Given task -
Among the lines below, list those containing the string "weights".

[BEGIN Dataset]

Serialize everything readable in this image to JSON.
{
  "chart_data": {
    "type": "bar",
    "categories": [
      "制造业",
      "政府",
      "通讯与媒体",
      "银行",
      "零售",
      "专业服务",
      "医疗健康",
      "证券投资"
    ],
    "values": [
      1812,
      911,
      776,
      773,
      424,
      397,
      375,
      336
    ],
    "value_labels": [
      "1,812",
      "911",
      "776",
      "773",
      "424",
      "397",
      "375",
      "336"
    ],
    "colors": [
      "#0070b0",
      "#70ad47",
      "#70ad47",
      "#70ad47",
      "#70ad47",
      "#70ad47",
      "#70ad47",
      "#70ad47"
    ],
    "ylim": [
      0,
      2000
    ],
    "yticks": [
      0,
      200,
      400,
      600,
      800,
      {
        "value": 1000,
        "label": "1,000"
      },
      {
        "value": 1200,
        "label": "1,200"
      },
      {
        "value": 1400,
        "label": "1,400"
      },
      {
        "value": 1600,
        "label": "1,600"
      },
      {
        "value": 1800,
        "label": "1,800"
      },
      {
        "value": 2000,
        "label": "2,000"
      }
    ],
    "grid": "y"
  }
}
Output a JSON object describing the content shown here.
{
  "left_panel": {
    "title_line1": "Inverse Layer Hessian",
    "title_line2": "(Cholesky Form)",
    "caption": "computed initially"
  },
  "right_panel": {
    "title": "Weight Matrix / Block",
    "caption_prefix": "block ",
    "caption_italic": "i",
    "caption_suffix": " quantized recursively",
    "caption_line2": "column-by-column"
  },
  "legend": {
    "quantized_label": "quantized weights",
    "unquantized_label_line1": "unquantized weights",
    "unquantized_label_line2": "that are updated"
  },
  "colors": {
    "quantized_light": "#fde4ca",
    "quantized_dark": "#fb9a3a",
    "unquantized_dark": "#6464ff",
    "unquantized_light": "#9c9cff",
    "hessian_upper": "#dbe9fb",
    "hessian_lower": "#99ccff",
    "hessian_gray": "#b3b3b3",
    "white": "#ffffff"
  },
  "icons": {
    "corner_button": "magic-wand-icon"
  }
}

[END Dataset]

Task solution -
    "quantized_label": "quantized weights",
    "unquantized_label_line1": "unquantized weights",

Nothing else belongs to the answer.